What you are asked to do:
Give the number of lines below that contain "Monday", with no other output.

Data supplied:
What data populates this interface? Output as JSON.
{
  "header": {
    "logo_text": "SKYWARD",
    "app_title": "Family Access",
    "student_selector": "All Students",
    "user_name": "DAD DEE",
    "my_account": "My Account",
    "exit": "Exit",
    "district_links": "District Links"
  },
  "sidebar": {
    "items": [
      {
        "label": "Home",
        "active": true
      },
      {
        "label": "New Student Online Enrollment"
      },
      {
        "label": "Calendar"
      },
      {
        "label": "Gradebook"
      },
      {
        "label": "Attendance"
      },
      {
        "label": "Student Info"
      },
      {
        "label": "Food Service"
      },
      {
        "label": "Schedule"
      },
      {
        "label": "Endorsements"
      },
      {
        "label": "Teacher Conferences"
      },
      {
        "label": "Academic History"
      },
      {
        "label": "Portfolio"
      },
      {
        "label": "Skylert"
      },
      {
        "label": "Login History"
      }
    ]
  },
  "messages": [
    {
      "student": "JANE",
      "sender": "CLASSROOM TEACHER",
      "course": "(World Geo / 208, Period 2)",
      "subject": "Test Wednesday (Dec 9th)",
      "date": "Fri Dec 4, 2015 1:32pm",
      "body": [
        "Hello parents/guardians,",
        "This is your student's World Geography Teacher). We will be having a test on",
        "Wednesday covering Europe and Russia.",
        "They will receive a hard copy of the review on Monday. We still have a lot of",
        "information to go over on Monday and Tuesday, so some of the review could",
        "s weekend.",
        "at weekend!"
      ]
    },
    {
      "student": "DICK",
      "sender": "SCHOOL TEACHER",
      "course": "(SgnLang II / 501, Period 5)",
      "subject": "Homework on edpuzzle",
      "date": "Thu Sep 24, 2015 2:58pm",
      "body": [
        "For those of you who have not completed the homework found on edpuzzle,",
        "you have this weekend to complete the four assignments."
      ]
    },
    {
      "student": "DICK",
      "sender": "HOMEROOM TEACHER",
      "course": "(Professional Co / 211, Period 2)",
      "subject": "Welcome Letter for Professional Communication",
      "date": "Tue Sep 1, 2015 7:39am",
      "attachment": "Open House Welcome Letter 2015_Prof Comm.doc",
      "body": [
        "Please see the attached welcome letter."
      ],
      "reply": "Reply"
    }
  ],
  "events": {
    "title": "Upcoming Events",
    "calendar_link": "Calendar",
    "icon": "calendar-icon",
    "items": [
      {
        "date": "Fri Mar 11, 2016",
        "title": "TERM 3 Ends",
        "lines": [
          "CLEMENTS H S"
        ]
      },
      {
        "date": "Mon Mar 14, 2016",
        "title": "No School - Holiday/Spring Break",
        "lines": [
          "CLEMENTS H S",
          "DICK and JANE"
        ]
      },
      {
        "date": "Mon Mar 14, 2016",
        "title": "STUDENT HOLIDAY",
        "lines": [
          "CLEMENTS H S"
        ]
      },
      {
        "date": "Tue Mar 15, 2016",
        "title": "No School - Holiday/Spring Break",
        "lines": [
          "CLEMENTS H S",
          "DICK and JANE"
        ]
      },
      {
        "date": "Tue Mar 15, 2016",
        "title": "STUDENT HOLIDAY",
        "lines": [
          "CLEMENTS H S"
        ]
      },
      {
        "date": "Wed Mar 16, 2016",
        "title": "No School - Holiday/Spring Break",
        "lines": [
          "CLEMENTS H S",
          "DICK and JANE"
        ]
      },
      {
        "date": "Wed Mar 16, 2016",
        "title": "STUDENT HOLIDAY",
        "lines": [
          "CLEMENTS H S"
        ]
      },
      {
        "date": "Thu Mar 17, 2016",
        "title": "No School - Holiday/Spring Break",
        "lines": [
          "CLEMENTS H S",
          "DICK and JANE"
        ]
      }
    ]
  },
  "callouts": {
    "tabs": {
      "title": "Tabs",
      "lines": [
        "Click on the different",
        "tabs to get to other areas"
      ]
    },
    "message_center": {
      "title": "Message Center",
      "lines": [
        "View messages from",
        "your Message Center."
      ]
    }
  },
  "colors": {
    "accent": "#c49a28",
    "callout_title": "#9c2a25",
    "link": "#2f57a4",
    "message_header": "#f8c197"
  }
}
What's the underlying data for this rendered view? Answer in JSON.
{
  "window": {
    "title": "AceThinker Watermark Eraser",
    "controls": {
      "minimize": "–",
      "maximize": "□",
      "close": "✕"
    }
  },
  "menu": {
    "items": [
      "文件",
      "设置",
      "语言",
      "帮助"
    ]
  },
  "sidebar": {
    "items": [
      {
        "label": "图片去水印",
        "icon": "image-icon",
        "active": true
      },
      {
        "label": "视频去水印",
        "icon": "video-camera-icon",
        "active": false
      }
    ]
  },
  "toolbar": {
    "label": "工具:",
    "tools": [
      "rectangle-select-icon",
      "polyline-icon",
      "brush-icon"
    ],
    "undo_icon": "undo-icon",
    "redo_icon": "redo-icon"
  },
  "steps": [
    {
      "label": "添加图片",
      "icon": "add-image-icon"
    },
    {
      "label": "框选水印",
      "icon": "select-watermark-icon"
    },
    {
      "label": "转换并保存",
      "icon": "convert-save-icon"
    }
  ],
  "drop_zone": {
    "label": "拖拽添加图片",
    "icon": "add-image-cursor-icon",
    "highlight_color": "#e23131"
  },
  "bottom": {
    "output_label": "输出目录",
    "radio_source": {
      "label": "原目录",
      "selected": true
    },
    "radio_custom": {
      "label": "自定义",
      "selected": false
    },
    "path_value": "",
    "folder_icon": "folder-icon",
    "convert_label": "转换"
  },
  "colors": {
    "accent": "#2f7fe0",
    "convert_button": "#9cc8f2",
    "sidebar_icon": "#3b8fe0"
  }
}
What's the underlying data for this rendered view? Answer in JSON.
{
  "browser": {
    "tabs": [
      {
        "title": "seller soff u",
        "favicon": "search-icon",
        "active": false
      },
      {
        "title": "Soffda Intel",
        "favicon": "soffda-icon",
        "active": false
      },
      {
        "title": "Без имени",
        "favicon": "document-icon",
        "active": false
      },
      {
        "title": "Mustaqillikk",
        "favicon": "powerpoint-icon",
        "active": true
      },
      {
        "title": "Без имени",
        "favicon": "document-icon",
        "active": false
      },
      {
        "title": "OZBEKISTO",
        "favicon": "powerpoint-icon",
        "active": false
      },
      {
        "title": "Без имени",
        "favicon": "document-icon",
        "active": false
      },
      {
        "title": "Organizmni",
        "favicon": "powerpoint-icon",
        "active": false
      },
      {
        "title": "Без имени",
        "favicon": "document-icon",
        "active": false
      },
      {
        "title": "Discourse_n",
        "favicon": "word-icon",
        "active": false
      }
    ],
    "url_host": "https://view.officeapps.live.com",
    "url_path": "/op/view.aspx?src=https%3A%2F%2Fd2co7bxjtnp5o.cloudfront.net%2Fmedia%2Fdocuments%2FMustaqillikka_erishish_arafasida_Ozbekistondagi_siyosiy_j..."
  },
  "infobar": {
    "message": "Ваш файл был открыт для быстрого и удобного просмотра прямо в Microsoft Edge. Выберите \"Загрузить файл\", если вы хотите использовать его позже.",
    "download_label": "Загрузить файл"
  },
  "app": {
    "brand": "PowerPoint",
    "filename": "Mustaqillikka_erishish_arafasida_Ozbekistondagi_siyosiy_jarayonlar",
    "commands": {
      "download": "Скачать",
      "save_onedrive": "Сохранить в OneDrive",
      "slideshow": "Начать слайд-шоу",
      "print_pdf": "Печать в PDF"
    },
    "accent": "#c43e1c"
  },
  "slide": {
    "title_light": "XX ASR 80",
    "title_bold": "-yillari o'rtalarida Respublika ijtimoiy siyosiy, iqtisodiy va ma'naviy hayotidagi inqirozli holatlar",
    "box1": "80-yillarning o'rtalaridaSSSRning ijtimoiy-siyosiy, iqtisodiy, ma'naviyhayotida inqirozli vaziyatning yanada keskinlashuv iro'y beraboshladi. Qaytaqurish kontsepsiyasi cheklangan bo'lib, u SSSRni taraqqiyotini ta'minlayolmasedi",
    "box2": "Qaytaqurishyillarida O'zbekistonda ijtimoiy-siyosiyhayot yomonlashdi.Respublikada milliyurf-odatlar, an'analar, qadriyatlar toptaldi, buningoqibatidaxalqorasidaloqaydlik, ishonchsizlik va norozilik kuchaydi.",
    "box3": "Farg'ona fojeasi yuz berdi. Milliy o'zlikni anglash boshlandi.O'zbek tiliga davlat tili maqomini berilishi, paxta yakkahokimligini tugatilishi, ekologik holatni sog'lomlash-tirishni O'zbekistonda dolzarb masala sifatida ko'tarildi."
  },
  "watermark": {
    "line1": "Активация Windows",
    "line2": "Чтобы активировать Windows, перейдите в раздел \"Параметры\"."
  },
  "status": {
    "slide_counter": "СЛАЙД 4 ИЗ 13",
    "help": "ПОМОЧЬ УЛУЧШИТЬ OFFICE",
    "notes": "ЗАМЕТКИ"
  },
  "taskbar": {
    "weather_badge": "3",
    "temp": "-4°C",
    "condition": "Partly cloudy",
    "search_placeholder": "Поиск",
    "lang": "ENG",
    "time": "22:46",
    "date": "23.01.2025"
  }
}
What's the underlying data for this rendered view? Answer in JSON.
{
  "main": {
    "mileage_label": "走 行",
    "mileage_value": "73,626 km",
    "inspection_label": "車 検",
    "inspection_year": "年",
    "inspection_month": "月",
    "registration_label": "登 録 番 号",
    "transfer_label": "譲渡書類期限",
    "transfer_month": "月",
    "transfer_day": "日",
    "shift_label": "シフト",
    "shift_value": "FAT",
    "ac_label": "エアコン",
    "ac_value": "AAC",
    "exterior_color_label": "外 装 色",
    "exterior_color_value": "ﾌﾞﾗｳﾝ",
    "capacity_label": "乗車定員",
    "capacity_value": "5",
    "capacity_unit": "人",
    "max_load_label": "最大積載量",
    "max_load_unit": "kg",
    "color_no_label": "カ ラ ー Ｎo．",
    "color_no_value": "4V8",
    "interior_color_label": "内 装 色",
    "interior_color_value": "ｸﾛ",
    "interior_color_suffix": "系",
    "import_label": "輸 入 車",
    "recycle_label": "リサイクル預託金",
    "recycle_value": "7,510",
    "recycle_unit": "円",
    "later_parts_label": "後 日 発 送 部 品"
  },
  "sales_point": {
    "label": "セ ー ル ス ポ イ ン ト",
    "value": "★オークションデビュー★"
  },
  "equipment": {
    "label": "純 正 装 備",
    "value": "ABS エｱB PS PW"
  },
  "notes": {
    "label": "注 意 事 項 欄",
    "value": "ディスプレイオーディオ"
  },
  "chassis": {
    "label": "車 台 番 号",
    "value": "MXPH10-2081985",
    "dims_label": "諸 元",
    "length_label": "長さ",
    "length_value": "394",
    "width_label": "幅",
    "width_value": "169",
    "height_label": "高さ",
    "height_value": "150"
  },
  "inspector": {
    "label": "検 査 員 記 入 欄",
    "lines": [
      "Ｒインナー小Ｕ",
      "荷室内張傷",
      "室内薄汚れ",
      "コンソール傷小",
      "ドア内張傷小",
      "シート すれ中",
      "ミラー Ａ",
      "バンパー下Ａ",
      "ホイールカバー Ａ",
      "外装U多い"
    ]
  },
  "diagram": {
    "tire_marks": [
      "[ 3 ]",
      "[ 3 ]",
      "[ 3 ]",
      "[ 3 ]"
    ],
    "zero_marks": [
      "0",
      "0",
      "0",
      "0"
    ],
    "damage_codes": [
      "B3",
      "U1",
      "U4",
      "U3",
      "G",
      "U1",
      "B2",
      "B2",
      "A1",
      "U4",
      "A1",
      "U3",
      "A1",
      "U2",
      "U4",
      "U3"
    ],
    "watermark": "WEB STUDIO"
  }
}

Solved exercise:
2